---------- Dataset records ----------

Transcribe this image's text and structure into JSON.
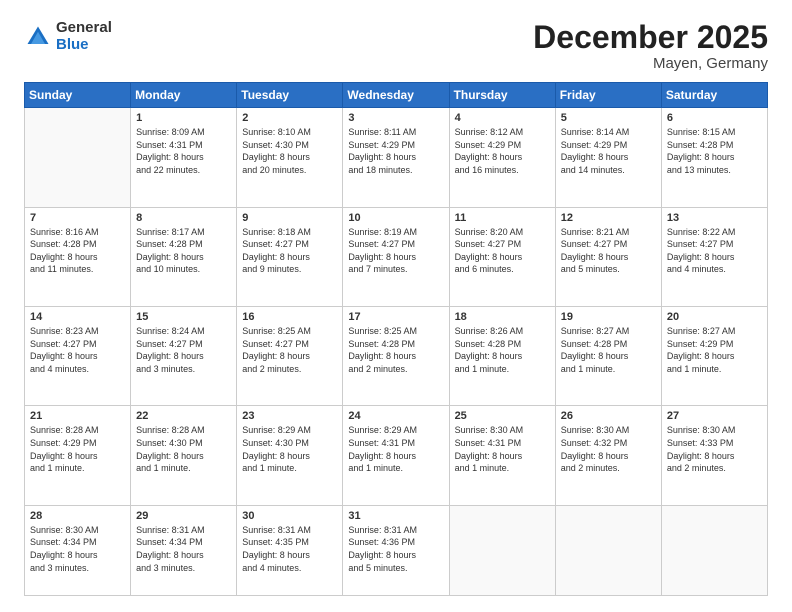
{
  "logo": {
    "general": "General",
    "blue": "Blue"
  },
  "header": {
    "month": "December 2025",
    "location": "Mayen, Germany"
  },
  "weekdays": [
    "Sunday",
    "Monday",
    "Tuesday",
    "Wednesday",
    "Thursday",
    "Friday",
    "Saturday"
  ],
  "weeks": [
    [
      {
        "day": "",
        "info": ""
      },
      {
        "day": "1",
        "info": "Sunrise: 8:09 AM\nSunset: 4:31 PM\nDaylight: 8 hours\nand 22 minutes."
      },
      {
        "day": "2",
        "info": "Sunrise: 8:10 AM\nSunset: 4:30 PM\nDaylight: 8 hours\nand 20 minutes."
      },
      {
        "day": "3",
        "info": "Sunrise: 8:11 AM\nSunset: 4:29 PM\nDaylight: 8 hours\nand 18 minutes."
      },
      {
        "day": "4",
        "info": "Sunrise: 8:12 AM\nSunset: 4:29 PM\nDaylight: 8 hours\nand 16 minutes."
      },
      {
        "day": "5",
        "info": "Sunrise: 8:14 AM\nSunset: 4:29 PM\nDaylight: 8 hours\nand 14 minutes."
      },
      {
        "day": "6",
        "info": "Sunrise: 8:15 AM\nSunset: 4:28 PM\nDaylight: 8 hours\nand 13 minutes."
      }
    ],
    [
      {
        "day": "7",
        "info": "Sunrise: 8:16 AM\nSunset: 4:28 PM\nDaylight: 8 hours\nand 11 minutes."
      },
      {
        "day": "8",
        "info": "Sunrise: 8:17 AM\nSunset: 4:28 PM\nDaylight: 8 hours\nand 10 minutes."
      },
      {
        "day": "9",
        "info": "Sunrise: 8:18 AM\nSunset: 4:27 PM\nDaylight: 8 hours\nand 9 minutes."
      },
      {
        "day": "10",
        "info": "Sunrise: 8:19 AM\nSunset: 4:27 PM\nDaylight: 8 hours\nand 7 minutes."
      },
      {
        "day": "11",
        "info": "Sunrise: 8:20 AM\nSunset: 4:27 PM\nDaylight: 8 hours\nand 6 minutes."
      },
      {
        "day": "12",
        "info": "Sunrise: 8:21 AM\nSunset: 4:27 PM\nDaylight: 8 hours\nand 5 minutes."
      },
      {
        "day": "13",
        "info": "Sunrise: 8:22 AM\nSunset: 4:27 PM\nDaylight: 8 hours\nand 4 minutes."
      }
    ],
    [
      {
        "day": "14",
        "info": "Sunrise: 8:23 AM\nSunset: 4:27 PM\nDaylight: 8 hours\nand 4 minutes."
      },
      {
        "day": "15",
        "info": "Sunrise: 8:24 AM\nSunset: 4:27 PM\nDaylight: 8 hours\nand 3 minutes."
      },
      {
        "day": "16",
        "info": "Sunrise: 8:25 AM\nSunset: 4:27 PM\nDaylight: 8 hours\nand 2 minutes."
      },
      {
        "day": "17",
        "info": "Sunrise: 8:25 AM\nSunset: 4:28 PM\nDaylight: 8 hours\nand 2 minutes."
      },
      {
        "day": "18",
        "info": "Sunrise: 8:26 AM\nSunset: 4:28 PM\nDaylight: 8 hours\nand 1 minute."
      },
      {
        "day": "19",
        "info": "Sunrise: 8:27 AM\nSunset: 4:28 PM\nDaylight: 8 hours\nand 1 minute."
      },
      {
        "day": "20",
        "info": "Sunrise: 8:27 AM\nSunset: 4:29 PM\nDaylight: 8 hours\nand 1 minute."
      }
    ],
    [
      {
        "day": "21",
        "info": "Sunrise: 8:28 AM\nSunset: 4:29 PM\nDaylight: 8 hours\nand 1 minute."
      },
      {
        "day": "22",
        "info": "Sunrise: 8:28 AM\nSunset: 4:30 PM\nDaylight: 8 hours\nand 1 minute."
      },
      {
        "day": "23",
        "info": "Sunrise: 8:29 AM\nSunset: 4:30 PM\nDaylight: 8 hours\nand 1 minute."
      },
      {
        "day": "24",
        "info": "Sunrise: 8:29 AM\nSunset: 4:31 PM\nDaylight: 8 hours\nand 1 minute."
      },
      {
        "day": "25",
        "info": "Sunrise: 8:30 AM\nSunset: 4:31 PM\nDaylight: 8 hours\nand 1 minute."
      },
      {
        "day": "26",
        "info": "Sunrise: 8:30 AM\nSunset: 4:32 PM\nDaylight: 8 hours\nand 2 minutes."
      },
      {
        "day": "27",
        "info": "Sunrise: 8:30 AM\nSunset: 4:33 PM\nDaylight: 8 hours\nand 2 minutes."
      }
    ],
    [
      {
        "day": "28",
        "info": "Sunrise: 8:30 AM\nSunset: 4:34 PM\nDaylight: 8 hours\nand 3 minutes."
      },
      {
        "day": "29",
        "info": "Sunrise: 8:31 AM\nSunset: 4:34 PM\nDaylight: 8 hours\nand 3 minutes."
      },
      {
        "day": "30",
        "info": "Sunrise: 8:31 AM\nSunset: 4:35 PM\nDaylight: 8 hours\nand 4 minutes."
      },
      {
        "day": "31",
        "info": "Sunrise: 8:31 AM\nSunset: 4:36 PM\nDaylight: 8 hours\nand 5 minutes."
      },
      {
        "day": "",
        "info": ""
      },
      {
        "day": "",
        "info": ""
      },
      {
        "day": "",
        "info": ""
      }
    ]
  ]
}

----------

◆ **Instructions for the task**: Take the data above and repeat it exactly, leaving each picture out.

◆ **Finished answer**:
Transcribe this image's text and structure into JSON.
{
  "logo": {
    "general": "General",
    "blue": "Blue"
  },
  "header": {
    "month": "December 2025",
    "location": "Mayen, Germany"
  },
  "weekdays": [
    "Sunday",
    "Monday",
    "Tuesday",
    "Wednesday",
    "Thursday",
    "Friday",
    "Saturday"
  ],
  "weeks": [
    [
      {
        "day": "",
        "info": ""
      },
      {
        "day": "1",
        "info": "Sunrise: 8:09 AM\nSunset: 4:31 PM\nDaylight: 8 hours\nand 22 minutes."
      },
      {
        "day": "2",
        "info": "Sunrise: 8:10 AM\nSunset: 4:30 PM\nDaylight: 8 hours\nand 20 minutes."
      },
      {
        "day": "3",
        "info": "Sunrise: 8:11 AM\nSunset: 4:29 PM\nDaylight: 8 hours\nand 18 minutes."
      },
      {
        "day": "4",
        "info": "Sunrise: 8:12 AM\nSunset: 4:29 PM\nDaylight: 8 hours\nand 16 minutes."
      },
      {
        "day": "5",
        "info": "Sunrise: 8:14 AM\nSunset: 4:29 PM\nDaylight: 8 hours\nand 14 minutes."
      },
      {
        "day": "6",
        "info": "Sunrise: 8:15 AM\nSunset: 4:28 PM\nDaylight: 8 hours\nand 13 minutes."
      }
    ],
    [
      {
        "day": "7",
        "info": "Sunrise: 8:16 AM\nSunset: 4:28 PM\nDaylight: 8 hours\nand 11 minutes."
      },
      {
        "day": "8",
        "info": "Sunrise: 8:17 AM\nSunset: 4:28 PM\nDaylight: 8 hours\nand 10 minutes."
      },
      {
        "day": "9",
        "info": "Sunrise: 8:18 AM\nSunset: 4:27 PM\nDaylight: 8 hours\nand 9 minutes."
      },
      {
        "day": "10",
        "info": "Sunrise: 8:19 AM\nSunset: 4:27 PM\nDaylight: 8 hours\nand 7 minutes."
      },
      {
        "day": "11",
        "info": "Sunrise: 8:20 AM\nSunset: 4:27 PM\nDaylight: 8 hours\nand 6 minutes."
      },
      {
        "day": "12",
        "info": "Sunrise: 8:21 AM\nSunset: 4:27 PM\nDaylight: 8 hours\nand 5 minutes."
      },
      {
        "day": "13",
        "info": "Sunrise: 8:22 AM\nSunset: 4:27 PM\nDaylight: 8 hours\nand 4 minutes."
      }
    ],
    [
      {
        "day": "14",
        "info": "Sunrise: 8:23 AM\nSunset: 4:27 PM\nDaylight: 8 hours\nand 4 minutes."
      },
      {
        "day": "15",
        "info": "Sunrise: 8:24 AM\nSunset: 4:27 PM\nDaylight: 8 hours\nand 3 minutes."
      },
      {
        "day": "16",
        "info": "Sunrise: 8:25 AM\nSunset: 4:27 PM\nDaylight: 8 hours\nand 2 minutes."
      },
      {
        "day": "17",
        "info": "Sunrise: 8:25 AM\nSunset: 4:28 PM\nDaylight: 8 hours\nand 2 minutes."
      },
      {
        "day": "18",
        "info": "Sunrise: 8:26 AM\nSunset: 4:28 PM\nDaylight: 8 hours\nand 1 minute."
      },
      {
        "day": "19",
        "info": "Sunrise: 8:27 AM\nSunset: 4:28 PM\nDaylight: 8 hours\nand 1 minute."
      },
      {
        "day": "20",
        "info": "Sunrise: 8:27 AM\nSunset: 4:29 PM\nDaylight: 8 hours\nand 1 minute."
      }
    ],
    [
      {
        "day": "21",
        "info": "Sunrise: 8:28 AM\nSunset: 4:29 PM\nDaylight: 8 hours\nand 1 minute."
      },
      {
        "day": "22",
        "info": "Sunrise: 8:28 AM\nSunset: 4:30 PM\nDaylight: 8 hours\nand 1 minute."
      },
      {
        "day": "23",
        "info": "Sunrise: 8:29 AM\nSunset: 4:30 PM\nDaylight: 8 hours\nand 1 minute."
      },
      {
        "day": "24",
        "info": "Sunrise: 8:29 AM\nSunset: 4:31 PM\nDaylight: 8 hours\nand 1 minute."
      },
      {
        "day": "25",
        "info": "Sunrise: 8:30 AM\nSunset: 4:31 PM\nDaylight: 8 hours\nand 1 minute."
      },
      {
        "day": "26",
        "info": "Sunrise: 8:30 AM\nSunset: 4:32 PM\nDaylight: 8 hours\nand 2 minutes."
      },
      {
        "day": "27",
        "info": "Sunrise: 8:30 AM\nSunset: 4:33 PM\nDaylight: 8 hours\nand 2 minutes."
      }
    ],
    [
      {
        "day": "28",
        "info": "Sunrise: 8:30 AM\nSunset: 4:34 PM\nDaylight: 8 hours\nand 3 minutes."
      },
      {
        "day": "29",
        "info": "Sunrise: 8:31 AM\nSunset: 4:34 PM\nDaylight: 8 hours\nand 3 minutes."
      },
      {
        "day": "30",
        "info": "Sunrise: 8:31 AM\nSunset: 4:35 PM\nDaylight: 8 hours\nand 4 minutes."
      },
      {
        "day": "31",
        "info": "Sunrise: 8:31 AM\nSunset: 4:36 PM\nDaylight: 8 hours\nand 5 minutes."
      },
      {
        "day": "",
        "info": ""
      },
      {
        "day": "",
        "info": ""
      },
      {
        "day": "",
        "info": ""
      }
    ]
  ]
}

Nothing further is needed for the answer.